- **Job 1**
In the text on the Benjamini-Hochberg procedure, what is another name for adjusted p-values?
- **Job 2**
Quote the stretch of the records below from the line containing "ground-truth-region: [423, 83, 531, 207]" through the line containing "panel-title-dermoscopic: Dermoscopic image: [119, 37, 265, 53]".

** start of Given text **

The [*Benjamini-Hochberg procedure*](https://en.wikipedia.org/wiki/False_discovery_rate#Benjamini–Hochberg_procedure) is an alternative approach. Instead of controlling the FWER, this method controls the *proportion of the positive tests that are incorrect*, i.e. the proportion of rejected $H_0$'s that are Type I errors. This is known as the *false-discovery rate*, FDR.

If a vector of p-values is available, the `p.adjust()` function will compute the *adjusted* p-values according to the Benjamini-Hochberg method (or several other available methods). Adjusted p-values are sometimes called *q-values*. These can then be compared to the original $\alpha$ value.

In [4]:
# In our example, the Benjamini-Hochberg method is less conservative than Bonferroni: 
# The red dwarf p-value still appears to be significant when we use this method.

q_values <- p.adjust(p_values, method='BH')

print(paste("with Benjamini-Hochberg correction, alpha =",signif(alpha,3),":"))
for(i in seq(1,n)){
    result <- ""
    if(q_values[i] < alpha) result <- "*** REJECT H0 ***"
    print(paste(i, type_key[i], ": q =", signif(q_values[i],3), result))
}

[1] "with Benjamini-Hochberg correction, alpha = 0.05 :"
[1] "1 Brown Dwarf : q = 0.00647 *** REJECT H0 ***"
[1] "2 Red Dwarf : q = 0.0261 *** REJECT H0 ***"
[1] "3 White Dwarf : q = 0.143 "
[1] "4 Main Sequence : q = 0.0699 "
[1] "5 Supergiant : q = 0.00732 *** REJECT H0 ***"
[1] "6 Hypergiant : q = 3.19e-06 *** REJECT H0 ***"


---

** end of Given text **
** start of Material provided **

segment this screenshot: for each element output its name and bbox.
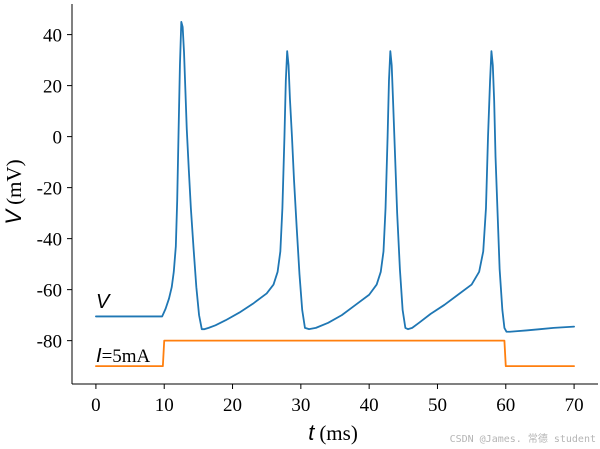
series-line-v	[95, 20, 575, 333]
y-tick-label: 0	[53, 128, 63, 149]
y-tick-label: 40	[43, 26, 62, 47]
series-line-i	[95, 339, 575, 368]
x-tick-label: 0	[91, 395, 101, 416]
x-axis-var: t	[308, 420, 315, 445]
annotation-v-var: V	[96, 291, 111, 313]
axes	[67, 4, 598, 389]
y-axis-var: V	[1, 208, 26, 225]
annotation-v: V	[96, 291, 111, 313]
y-tick-label: -60	[37, 281, 62, 302]
y-axis-title: V (mV)	[1, 159, 26, 224]
x-tick-label: 40	[360, 395, 379, 416]
annotation-current-var: I	[96, 345, 102, 367]
x-axis-unit: (ms)	[319, 421, 358, 445]
x-tick-label: 30	[291, 395, 310, 416]
y-axis-unit: (mV)	[2, 159, 26, 205]
x-tick-label: 10	[155, 395, 174, 416]
y-tick-label: -40	[37, 230, 62, 251]
x-tick-label: 60	[496, 395, 515, 416]
watermark: CSDN @James. 常德 student	[450, 432, 596, 445]
x-tick-label: 50	[428, 395, 447, 416]
y-tick-label: -20	[37, 179, 62, 200]
tick-labels: 0 10 20 30 40 50 60 70 40 20 0 -20 -40 -60 -80	[37, 26, 584, 416]
annotation-current-text: =5mA	[102, 346, 151, 367]
y-tick-label: -80	[37, 332, 62, 353]
x-axis-title: t (ms)	[308, 420, 358, 445]
x-tick-label: 20	[223, 395, 242, 416]
annotation-current: I=5mA	[96, 345, 151, 367]
plot-area	[95, 20, 575, 368]
y-tick-label: 20	[43, 77, 62, 98]
x-tick-label: 70	[565, 395, 584, 416]
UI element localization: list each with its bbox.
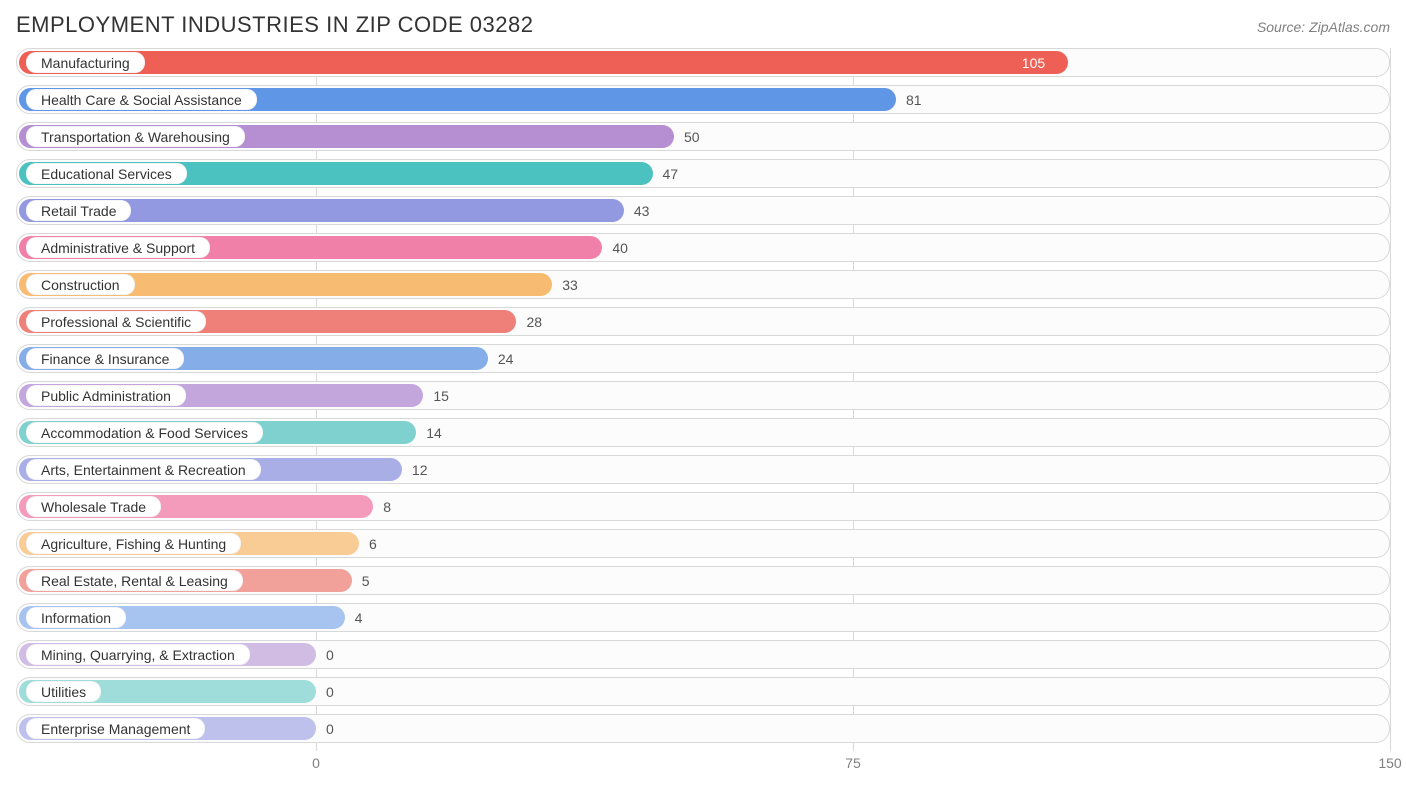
chart-title: EMPLOYMENT INDUSTRIES IN ZIP CODE 03282	[16, 12, 534, 38]
gridline	[1390, 48, 1391, 751]
bar-value: 6	[369, 529, 377, 558]
bar-label-pill: Mining, Quarrying, & Extraction	[26, 644, 250, 665]
bar-value: 28	[526, 307, 542, 336]
bar-value: 0	[326, 714, 334, 743]
bar-value: 24	[498, 344, 514, 373]
bar-label: Enterprise Management	[41, 721, 190, 737]
bar-label-pill: Accommodation & Food Services	[26, 422, 263, 443]
bar-value: 0	[326, 677, 334, 706]
source-name: ZipAtlas.com	[1309, 19, 1390, 35]
bar-label: Utilities	[41, 684, 86, 700]
x-axis: 075150	[16, 751, 1390, 779]
bar-label: Transportation & Warehousing	[41, 129, 230, 145]
axis-tick: 150	[1378, 755, 1401, 771]
bar-label: Wholesale Trade	[41, 499, 146, 515]
bar-label-pill: Wholesale Trade	[26, 496, 161, 517]
bar-value: 15	[433, 381, 449, 410]
bar-label: Real Estate, Rental & Leasing	[41, 573, 228, 589]
bar-label-pill: Real Estate, Rental & Leasing	[26, 570, 243, 591]
bar-value: 47	[663, 159, 679, 188]
bar-label: Administrative & Support	[41, 240, 195, 256]
bar-fill	[19, 51, 1068, 74]
bar-label: Information	[41, 610, 111, 626]
bar-label-pill: Administrative & Support	[26, 237, 210, 258]
bar-value: 81	[906, 85, 922, 114]
bar-label-pill: Public Administration	[26, 385, 186, 406]
bar-label-pill: Information	[26, 607, 126, 628]
bar-row: Accommodation & Food Services 14	[16, 418, 1390, 447]
bar-row: Health Care & Social Assistance 81	[16, 85, 1390, 114]
bar-value: 43	[634, 196, 650, 225]
bar-value: 5	[362, 566, 370, 595]
bar-row: Construction 33	[16, 270, 1390, 299]
bar-label: Arts, Entertainment & Recreation	[41, 462, 246, 478]
bar-label-pill: Arts, Entertainment & Recreation	[26, 459, 261, 480]
chart-area: Manufacturing 105 Health Care & Social Ass…	[16, 48, 1390, 779]
bar-row: Arts, Entertainment & Recreation 12	[16, 455, 1390, 484]
bar-value: 8	[383, 492, 391, 521]
bar-row: Transportation & Warehousing 50	[16, 122, 1390, 151]
bar-label-pill: Retail Trade	[26, 200, 131, 221]
bar-label: Public Administration	[41, 388, 171, 404]
bar-label: Accommodation & Food Services	[41, 425, 248, 441]
bar-value: 33	[562, 270, 578, 299]
bar-label-pill: Utilities	[26, 681, 101, 702]
axis-tick: 75	[845, 755, 861, 771]
bar-row: Educational Services 47	[16, 159, 1390, 188]
bar-row: Wholesale Trade 8	[16, 492, 1390, 521]
bar-row: Retail Trade 43	[16, 196, 1390, 225]
source-prefix: Source:	[1257, 19, 1309, 35]
bar-label: Professional & Scientific	[41, 314, 191, 330]
bar-label-pill: Finance & Insurance	[26, 348, 184, 369]
bar-label-pill: Agriculture, Fishing & Hunting	[26, 533, 241, 554]
bar-row: Manufacturing 105	[16, 48, 1390, 77]
bar-label-pill: Construction	[26, 274, 135, 295]
bar-value: 50	[684, 122, 700, 151]
bar-row: Public Administration 15	[16, 381, 1390, 410]
bar-value: 105	[1022, 48, 1045, 77]
bar-row: Finance & Insurance 24	[16, 344, 1390, 373]
bar-value: 12	[412, 455, 428, 484]
bar-label: Mining, Quarrying, & Extraction	[41, 647, 235, 663]
bar-row: Utilities 0	[16, 677, 1390, 706]
bar-row: Enterprise Management 0	[16, 714, 1390, 743]
chart-source: Source: ZipAtlas.com	[1257, 19, 1390, 35]
axis-tick: 0	[312, 755, 320, 771]
bar-label-pill: Professional & Scientific	[26, 311, 206, 332]
bar-label: Retail Trade	[41, 203, 116, 219]
bar-label-pill: Enterprise Management	[26, 718, 205, 739]
bars-container: Manufacturing 105 Health Care & Social Ass…	[16, 48, 1390, 743]
chart-header: EMPLOYMENT INDUSTRIES IN ZIP CODE 03282 …	[16, 12, 1390, 38]
bar-row: Mining, Quarrying, & Extraction 0	[16, 640, 1390, 669]
bar-value: 0	[326, 640, 334, 669]
bar-label: Agriculture, Fishing & Hunting	[41, 536, 226, 552]
bar-label-pill: Educational Services	[26, 163, 187, 184]
bar-label: Finance & Insurance	[41, 351, 169, 367]
bar-label: Health Care & Social Assistance	[41, 92, 242, 108]
bar-row: Agriculture, Fishing & Hunting 6	[16, 529, 1390, 558]
bar-row: Administrative & Support 40	[16, 233, 1390, 262]
bar-row: Real Estate, Rental & Leasing 5	[16, 566, 1390, 595]
bar-value: 4	[355, 603, 363, 632]
bar-label-pill: Transportation & Warehousing	[26, 126, 245, 147]
bar-row: Information 4	[16, 603, 1390, 632]
bar-value: 40	[612, 233, 628, 262]
bar-label: Educational Services	[41, 166, 172, 182]
bar-label-pill: Manufacturing	[26, 52, 145, 73]
bar-label-pill: Health Care & Social Assistance	[26, 89, 257, 110]
bar-label: Manufacturing	[41, 55, 130, 71]
bar-row: Professional & Scientific 28	[16, 307, 1390, 336]
bar-label: Construction	[41, 277, 120, 293]
bar-value: 14	[426, 418, 442, 447]
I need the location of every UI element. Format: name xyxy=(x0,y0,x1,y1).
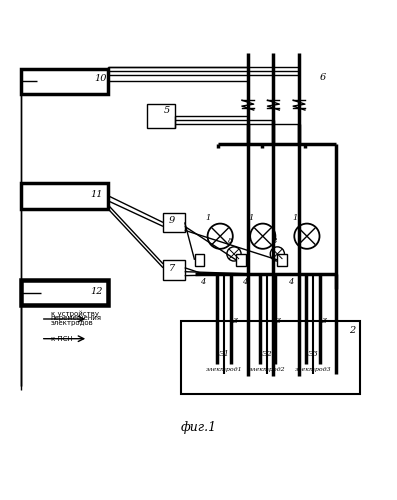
Text: Э1: Э1 xyxy=(219,350,229,358)
Text: 8: 8 xyxy=(272,238,277,246)
Text: 5: 5 xyxy=(164,106,170,114)
Bar xyxy=(187,366,352,392)
Bar xyxy=(278,254,287,266)
Text: 10: 10 xyxy=(94,74,106,83)
Text: к ПСН: к ПСН xyxy=(51,336,72,342)
Bar xyxy=(195,370,344,386)
Text: перемещения: перемещения xyxy=(51,315,102,321)
Text: 7: 7 xyxy=(169,264,175,274)
Text: 6: 6 xyxy=(320,73,326,82)
Text: электрод2: электрод2 xyxy=(249,367,286,372)
Text: 1: 1 xyxy=(206,214,211,222)
Text: 11: 11 xyxy=(90,190,102,200)
Text: 2: 2 xyxy=(349,326,355,336)
Text: 3: 3 xyxy=(233,317,238,325)
Text: Э3: Э3 xyxy=(307,350,318,358)
Bar xyxy=(21,68,108,94)
Text: 3: 3 xyxy=(276,317,281,325)
Text: Э2: Э2 xyxy=(262,350,273,358)
Text: 1: 1 xyxy=(293,214,298,222)
Text: 12: 12 xyxy=(90,287,102,296)
Bar xyxy=(163,260,185,280)
Text: 8: 8 xyxy=(228,238,233,246)
Text: 3: 3 xyxy=(322,317,327,325)
Text: электрод3: электрод3 xyxy=(295,367,331,372)
Bar xyxy=(21,280,108,305)
Bar xyxy=(181,321,360,394)
Text: фиг.1: фиг.1 xyxy=(181,421,216,434)
Text: 4: 4 xyxy=(289,278,294,285)
Bar xyxy=(147,104,175,128)
Text: электродов: электродов xyxy=(51,320,93,326)
Bar xyxy=(163,212,185,233)
Text: 4: 4 xyxy=(200,278,205,285)
Text: 9: 9 xyxy=(169,216,175,225)
Text: 1: 1 xyxy=(248,214,254,222)
Text: 4: 4 xyxy=(242,278,248,285)
Text: электрод1: электрод1 xyxy=(206,367,243,372)
Bar xyxy=(195,254,204,266)
Bar xyxy=(21,183,108,208)
Bar xyxy=(236,254,246,266)
Text: к устройству: к устройству xyxy=(51,310,99,317)
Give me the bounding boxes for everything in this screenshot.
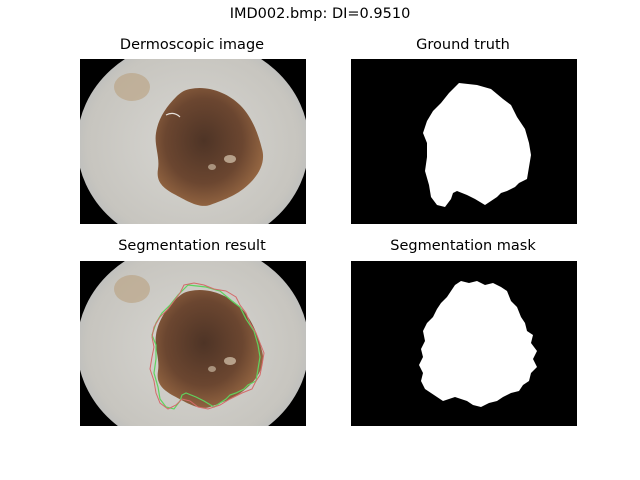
ground-truth-region: [423, 83, 531, 207]
segmentation-mask: [351, 261, 577, 426]
contour-ground-truth: [151, 284, 261, 410]
ground-truth-mask: [351, 59, 577, 224]
segmentation-region: [419, 281, 537, 407]
contour-segmentation: [149, 282, 265, 410]
segmentation-result-image: [80, 261, 306, 426]
lesion: [155, 87, 264, 206]
figure-title: IMD002.bmp: DI=0.9510: [229, 6, 411, 22]
panel-title-segmentation-result: Segmentation result: [118, 238, 266, 254]
panel-title-ground-truth: Ground truth: [416, 37, 510, 53]
panel-title-segmentation-mask: Segmentation mask: [390, 238, 536, 254]
panel-title-dermoscopic: Dermoscopic image: [119, 37, 265, 53]
dermoscopic-image: [80, 59, 306, 224]
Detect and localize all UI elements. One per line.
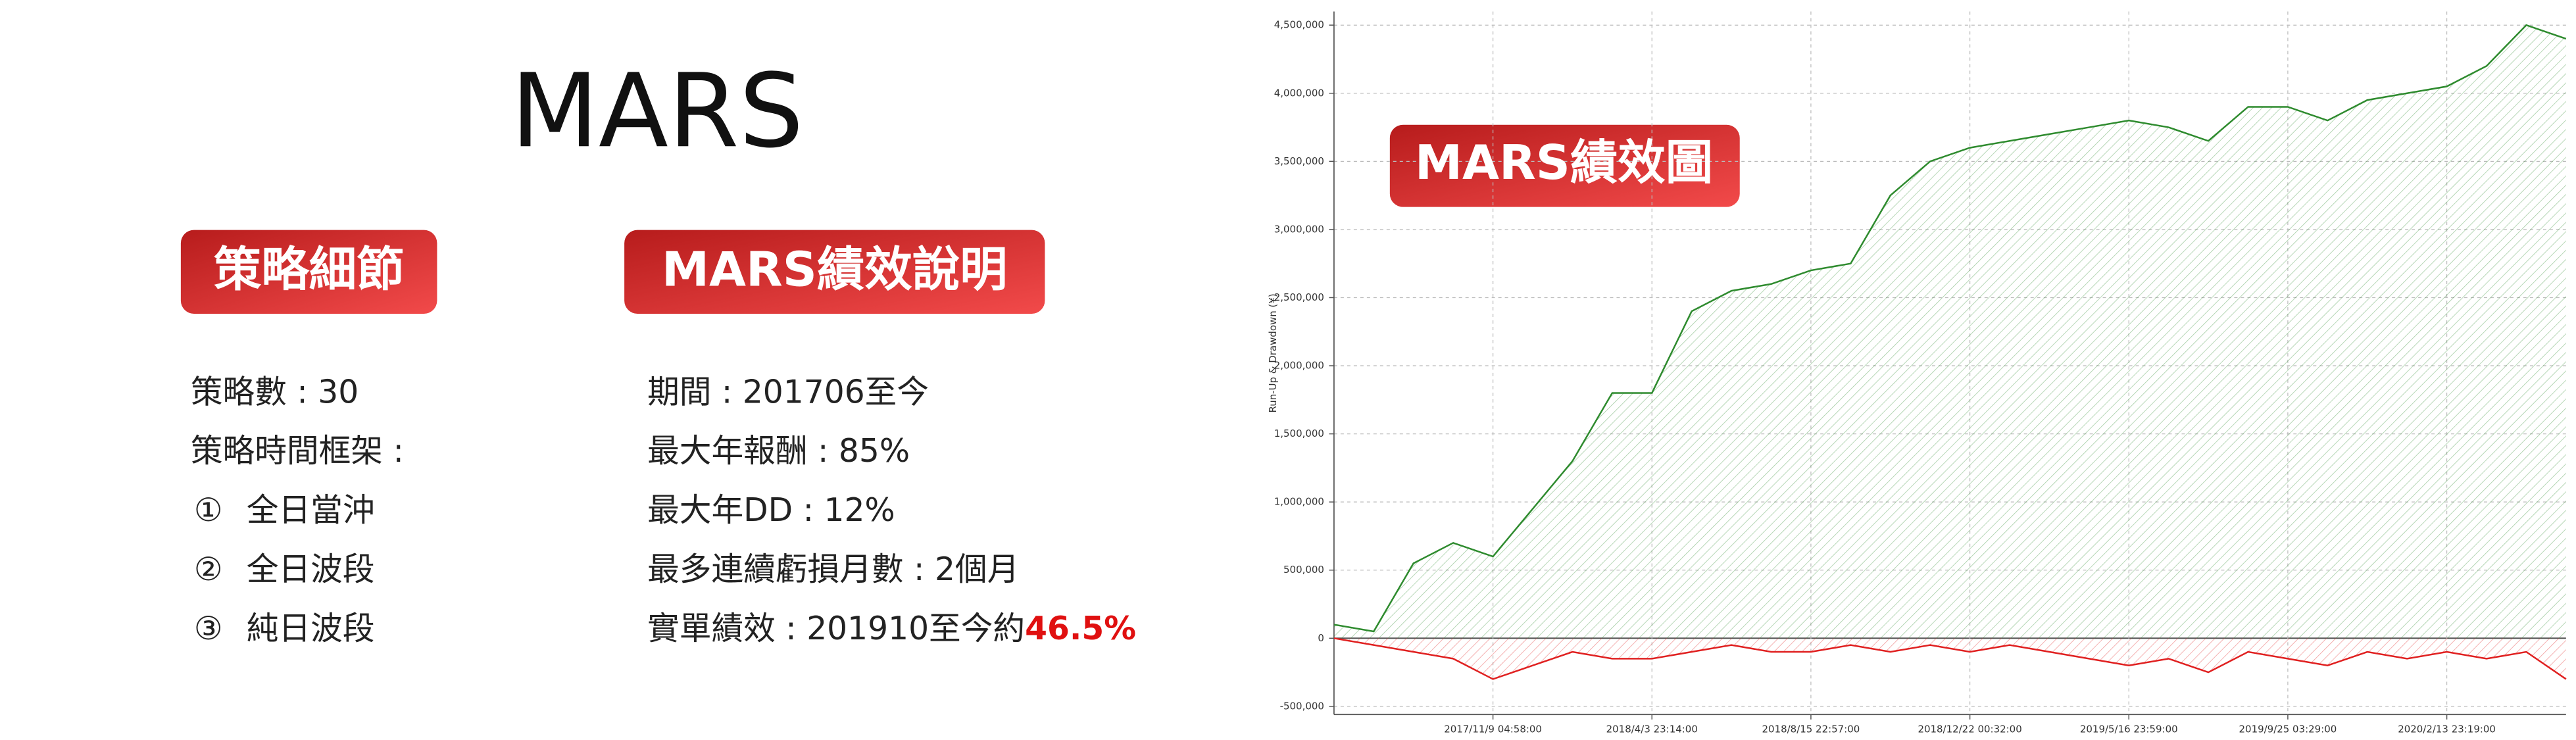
x-tick-label: 2019/9/25 03:29:00 [2239, 723, 2337, 735]
x-tick-label: 2018/4/3 23:14:00 [1606, 723, 1698, 735]
item-text: 全日當沖 [247, 492, 375, 529]
x-tick-label: 2017/11/9 04:58:00 [1444, 723, 1542, 735]
item-marker: ③ [194, 610, 223, 647]
y-tick-label: 0 [1318, 632, 1324, 644]
badge-bg [624, 230, 1045, 314]
y-tick-label: 1,500,000 [1274, 428, 1324, 439]
y-tick-label: 500,000 [1283, 564, 1324, 576]
badge: 策略細節 [214, 243, 405, 298]
item-text: 全日波段 [247, 551, 375, 588]
item-marker: ② [194, 551, 223, 588]
x-tick-label: 2018/12/22 00:32:00 [1918, 723, 2021, 735]
badge: MARS績效說明 [662, 243, 1008, 298]
item-text: 實單績效 : 201910至今約 [647, 610, 1025, 647]
chart: -500,000 0 500,000 1,000,000 1,500,000 2,000,… [1267, 11, 2567, 735]
line [1333, 637, 2567, 680]
item-text: 策略時間框架 : [191, 433, 404, 470]
item-text: 最多連續虧損月數 : 2個月 [647, 551, 1019, 588]
y-tick-label: -500,000 [1280, 700, 1324, 712]
item-text: 最大年報酬 : 85% [647, 433, 910, 470]
area [1333, 638, 2566, 679]
y-tick-label: 1,000,000 [1274, 496, 1324, 508]
y-tick-label: 3,500,000 [1274, 155, 1324, 167]
item-text: 最大年DD : 12% [647, 492, 895, 529]
badge-bg [180, 230, 437, 314]
area [1333, 25, 2566, 639]
item-text: 期間 : 201706至今 [647, 374, 929, 410]
y-tick-label: 2,000,000 [1274, 360, 1324, 372]
x-tick-label: 2019/5/16 23:59:00 [2080, 723, 2178, 735]
y-tick-label: 4,500,000 [1274, 19, 1324, 31]
item-highlight: 46.5% [1025, 610, 1136, 647]
item-text: 純日波段 [247, 610, 375, 647]
y-tick-label: 2,500,000 [1274, 291, 1324, 303]
line [1333, 24, 2567, 633]
item-marker: ① [194, 492, 223, 529]
title: MARS [510, 51, 803, 170]
y-tick-label: 3,000,000 [1274, 223, 1324, 235]
chart-badge: MARS績效圖 [1415, 136, 1713, 191]
x-tick-label: 2020/2/13 23:19:00 [2398, 723, 2496, 735]
y-axis-title: Run-Up & Drawdown (¥) [1267, 293, 1279, 412]
y-tick-label: 4,000,000 [1274, 87, 1324, 99]
item-text: 策略數 : 30 [191, 374, 359, 410]
x-tick-label: 2018/8/15 22:57:00 [1762, 723, 1860, 735]
lists: 策略數 : 30 策略時間框架 : ① 全日當沖 ② 全日波段 ③ 純日波段 期間 : 2017… [191, 374, 1136, 647]
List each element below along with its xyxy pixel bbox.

** end of Material provided **

- **Right answer 1**
They are sometimes called q-values.

- **Right answer 2**
ground-truth-region: [423, 83, 531, 207]
segmentation-mask: [351, 261, 577, 426]
contour-ground-truth: [151, 284, 261, 410]
ground-truth-mask: [351, 59, 577, 224]
segmentation-region: [419, 281, 537, 407]
contour-segmentation: [149, 282, 265, 410]
segmentation-result-image: [80, 261, 306, 426]
lesion: [155, 87, 264, 206]
figure-title: IMD002.bmp: DI=0.9510: [229, 6, 411, 22]
panel-title-segmentation-result: Segmentation result: [118, 238, 266, 254]
panel-title-ground-truth: Ground truth: [416, 37, 510, 53]
panel-title-segmentation-mask: Segmentation mask: [390, 238, 536, 254]
panel-title-dermoscopic: Dermoscopic image: [119, 37, 265, 53]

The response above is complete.